Please write out the material below exactly as given.

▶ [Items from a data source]
----

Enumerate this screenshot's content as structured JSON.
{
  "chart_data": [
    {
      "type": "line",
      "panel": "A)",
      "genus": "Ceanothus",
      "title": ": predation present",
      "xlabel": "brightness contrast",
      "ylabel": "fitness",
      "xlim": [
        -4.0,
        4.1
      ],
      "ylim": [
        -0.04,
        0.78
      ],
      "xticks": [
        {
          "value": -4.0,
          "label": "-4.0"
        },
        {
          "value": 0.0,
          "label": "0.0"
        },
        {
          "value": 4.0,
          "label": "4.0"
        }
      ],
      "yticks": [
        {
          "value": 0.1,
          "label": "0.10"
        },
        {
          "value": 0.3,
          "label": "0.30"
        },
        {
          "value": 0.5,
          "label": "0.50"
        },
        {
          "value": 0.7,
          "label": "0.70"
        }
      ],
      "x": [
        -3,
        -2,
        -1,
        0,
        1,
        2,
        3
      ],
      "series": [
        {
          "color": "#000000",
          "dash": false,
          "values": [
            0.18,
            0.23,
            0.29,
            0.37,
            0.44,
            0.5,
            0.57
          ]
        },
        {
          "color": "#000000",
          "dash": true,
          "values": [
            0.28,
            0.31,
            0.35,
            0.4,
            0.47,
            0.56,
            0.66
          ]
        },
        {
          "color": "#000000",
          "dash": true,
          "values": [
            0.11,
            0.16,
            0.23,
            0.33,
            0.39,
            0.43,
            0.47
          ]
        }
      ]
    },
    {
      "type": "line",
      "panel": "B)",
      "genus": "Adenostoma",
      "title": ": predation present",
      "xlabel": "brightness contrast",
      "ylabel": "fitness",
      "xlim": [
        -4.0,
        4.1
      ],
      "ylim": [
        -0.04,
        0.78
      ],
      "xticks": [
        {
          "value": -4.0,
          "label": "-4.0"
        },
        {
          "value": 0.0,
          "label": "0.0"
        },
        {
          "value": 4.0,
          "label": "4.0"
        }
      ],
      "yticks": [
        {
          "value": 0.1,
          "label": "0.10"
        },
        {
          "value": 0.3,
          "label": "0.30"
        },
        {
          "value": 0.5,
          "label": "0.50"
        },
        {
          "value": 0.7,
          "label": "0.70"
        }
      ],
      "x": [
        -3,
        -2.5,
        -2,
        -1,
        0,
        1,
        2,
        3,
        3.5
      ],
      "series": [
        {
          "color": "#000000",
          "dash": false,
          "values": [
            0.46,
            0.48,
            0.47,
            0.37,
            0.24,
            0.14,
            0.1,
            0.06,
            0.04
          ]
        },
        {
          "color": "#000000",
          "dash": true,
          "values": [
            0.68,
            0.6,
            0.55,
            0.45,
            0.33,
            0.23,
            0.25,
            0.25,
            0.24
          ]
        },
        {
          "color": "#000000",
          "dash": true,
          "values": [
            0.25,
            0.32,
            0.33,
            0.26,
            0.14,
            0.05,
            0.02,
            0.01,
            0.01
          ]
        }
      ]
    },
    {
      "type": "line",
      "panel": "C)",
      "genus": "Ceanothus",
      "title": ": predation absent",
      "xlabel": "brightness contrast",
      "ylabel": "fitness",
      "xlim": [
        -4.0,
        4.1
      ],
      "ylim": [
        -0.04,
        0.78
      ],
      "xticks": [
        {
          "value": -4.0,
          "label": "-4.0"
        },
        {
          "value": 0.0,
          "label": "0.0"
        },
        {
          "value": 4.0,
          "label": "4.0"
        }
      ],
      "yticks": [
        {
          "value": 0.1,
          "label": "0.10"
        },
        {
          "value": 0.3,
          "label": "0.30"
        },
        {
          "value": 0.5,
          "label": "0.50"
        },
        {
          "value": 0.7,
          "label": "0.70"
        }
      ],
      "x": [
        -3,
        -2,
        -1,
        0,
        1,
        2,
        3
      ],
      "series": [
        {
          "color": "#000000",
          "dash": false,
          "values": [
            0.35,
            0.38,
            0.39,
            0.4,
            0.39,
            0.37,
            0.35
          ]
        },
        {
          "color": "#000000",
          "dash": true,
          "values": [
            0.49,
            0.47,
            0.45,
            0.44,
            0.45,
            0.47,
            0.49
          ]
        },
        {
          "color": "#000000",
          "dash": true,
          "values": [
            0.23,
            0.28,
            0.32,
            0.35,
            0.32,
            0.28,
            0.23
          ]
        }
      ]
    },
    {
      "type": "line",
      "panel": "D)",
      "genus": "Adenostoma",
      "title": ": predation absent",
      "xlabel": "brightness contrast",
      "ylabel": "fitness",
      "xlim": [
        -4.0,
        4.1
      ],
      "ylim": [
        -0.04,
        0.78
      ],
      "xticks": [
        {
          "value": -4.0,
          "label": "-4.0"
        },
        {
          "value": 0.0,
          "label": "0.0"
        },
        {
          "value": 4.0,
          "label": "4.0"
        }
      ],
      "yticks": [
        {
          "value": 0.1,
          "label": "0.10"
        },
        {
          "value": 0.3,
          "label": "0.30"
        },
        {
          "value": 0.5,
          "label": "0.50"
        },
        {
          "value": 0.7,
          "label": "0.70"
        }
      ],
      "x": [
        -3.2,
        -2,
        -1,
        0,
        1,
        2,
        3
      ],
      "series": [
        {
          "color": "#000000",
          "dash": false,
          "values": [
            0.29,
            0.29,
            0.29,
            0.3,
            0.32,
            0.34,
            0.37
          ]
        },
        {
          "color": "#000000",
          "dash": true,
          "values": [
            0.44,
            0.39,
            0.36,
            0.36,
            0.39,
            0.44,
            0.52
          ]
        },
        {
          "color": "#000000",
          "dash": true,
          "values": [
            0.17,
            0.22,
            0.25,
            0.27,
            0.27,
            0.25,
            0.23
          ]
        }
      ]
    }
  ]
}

----

▶ [Result for this task]
Enumerate this screenshot's content as structured JSON.
{
  "chart_data": [
    {
      "type": "line",
      "panel": "A)",
      "genus": "Ceanothus",
      "title": ": predation present",
      "xlabel": "brightness contrast",
      "ylabel": "fitness",
      "xlim": [
        -4.0,
        4.1
      ],
      "ylim": [
        -0.04,
        0.78
      ],
      "xticks": [
        {
          "value": -4.0,
          "label": "-4.0"
        },
        {
          "value": 0.0,
          "label": "0.0"
        },
        {
          "value": 4.0,
          "label": "4.0"
        }
      ],
      "yticks": [
        {
          "value": 0.1,
          "label": "0.10"
        },
        {
          "value": 0.3,
          "label": "0.30"
        },
        {
          "value": 0.5,
          "label": "0.50"
        },
        {
          "value": 0.7,
          "label": "0.70"
        }
      ],
      "x": [
        -3,
        -2,
        -1,
        0,
        1,
        2,
        3
      ],
      "series": [
        {
          "color": "#000000",
          "dash": false,
          "values": [
            0.18,
            0.23,
            0.29,
            0.37,
            0.44,
            0.5,
            0.57
          ]
        },
        {
          "color": "#000000",
          "dash": true,
          "values": [
            0.28,
            0.31,
            0.35,
            0.4,
            0.47,
            0.56,
            0.66
          ]
        },
        {
          "color": "#000000",
          "dash": true,
          "values": [
            0.11,
            0.16,
            0.23,
            0.33,
            0.39,
            0.43,
            0.47
          ]
        }
      ]
    },
    {
      "type": "line",
      "panel": "B)",
      "genus": "Adenostoma",
      "title": ": predation present",
      "xlabel": "brightness contrast",
      "ylabel": "fitness",
      "xlim": [
        -4.0,
        4.1
      ],
      "ylim": [
        -0.04,
        0.78
      ],
      "xticks": [
        {
          "value": -4.0,
          "label": "-4.0"
        },
        {
          "value": 0.0,
          "label": "0.0"
        },
        {
          "value": 4.0,
          "label": "4.0"
        }
      ],
      "yticks": [
        {
          "value": 0.1,
          "label": "0.10"
        },
        {
          "value": 0.3,
          "label": "0.30"
        },
        {
          "value": 0.5,
          "label": "0.50"
        },
        {
          "value": 0.7,
          "label": "0.70"
        }
      ],
      "x": [
        -3,
        -2.5,
        -2,
        -1,
        0,
        1,
        2,
        3,
        3.5
      ],
      "series": [
        {
          "color": "#000000",
          "dash": false,
          "values": [
            0.46,
            0.48,
            0.47,
            0.37,
            0.24,
            0.14,
            0.1,
            0.06,
            0.04
          ]
        },
        {
          "color": "#000000",
          "dash": true,
          "values": [
            0.68,
            0.6,
            0.55,
            0.45,
            0.33,
            0.23,
            0.25,
            0.25,
            0.24
          ]
        },
        {
          "color": "#000000",
          "dash": true,
          "values": [
            0.25,
            0.32,
            0.33,
            0.26,
            0.14,
            0.05,
            0.02,
            0.01,
            0.01
          ]
        }
      ]
    },
    {
      "type": "line",
      "panel": "C)",
      "genus": "Ceanothus",
      "title": ": predation absent",
      "xlabel": "brightness contrast",
      "ylabel": "fitness",
      "xlim": [
        -4.0,
        4.1
      ],
      "ylim": [
        -0.04,
        0.78
      ],
      "xticks": [
        {
          "value": -4.0,
          "label": "-4.0"
        },
        {
          "value": 0.0,
          "label": "0.0"
        },
        {
          "value": 4.0,
          "label": "4.0"
        }
      ],
      "yticks": [
        {
          "value": 0.1,
          "label": "0.10"
        },
        {
          "value": 0.3,
          "label": "0.30"
        },
        {
          "value": 0.5,
          "label": "0.50"
        },
        {
          "value": 0.7,
          "label": "0.70"
        }
      ],
      "x": [
        -3,
        -2,
        -1,
        0,
        1,
        2,
        3
      ],
      "series": [
        {
          "color": "#000000",
          "dash": false,
          "values": [
            0.35,
            0.38,
            0.39,
            0.4,
            0.39,
            0.37,
            0.35
          ]
        },
        {
          "color": "#000000",
          "dash": true,
          "values": [
            0.49,
            0.47,
            0.45,
            0.44,
            0.45,
            0.47,
            0.49
          ]
        },
        {
          "color": "#000000",
          "dash": true,
          "values": [
            0.23,
            0.28,
            0.32,
            0.35,
            0.32,
            0.28,
            0.23
          ]
        }
      ]
    },
    {
      "type": "line",
      "panel": "D)",
      "genus": "Adenostoma",
      "title": ": predation absent",
      "xlabel": "brightness contrast",
      "ylabel": "fitness",
      "xlim": [
        -4.0,
        4.1
      ],
      "ylim": [
        -0.04,
        0.78
      ],
      "xticks": [
        {
          "value": -4.0,
          "label": "-4.0"
        },
        {
          "value": 0.0,
          "label": "0.0"
        },
        {
          "value": 4.0,
          "label": "4.0"
        }
      ],
      "yticks": [
        {
          "value": 0.1,
          "label": "0.10"
        },
        {
          "value": 0.3,
          "label": "0.30"
        },
        {
          "value": 0.5,
          "label": "0.50"
        },
        {
          "value": 0.7,
          "label": "0.70"
        }
      ],
      "x": [
        -3.2,
        -2,
        -1,
        0,
        1,
        2,
        3
      ],
      "series": [
        {
          "color": "#000000",
          "dash": false,
          "values": [
            0.29,
            0.29,
            0.29,
            0.3,
            0.32,
            0.34,
            0.37
          ]
        },
        {
          "color": "#000000",
          "dash": true,
          "values": [
            0.44,
            0.39,
            0.36,
            0.36,
            0.39,
            0.44,
            0.52
          ]
        },
        {
          "color": "#000000",
          "dash": true,
          "values": [
            0.17,
            0.22,
            0.25,
            0.27,
            0.27,
            0.25,
            0.23
          ]
        }
      ]
    }
  ]
}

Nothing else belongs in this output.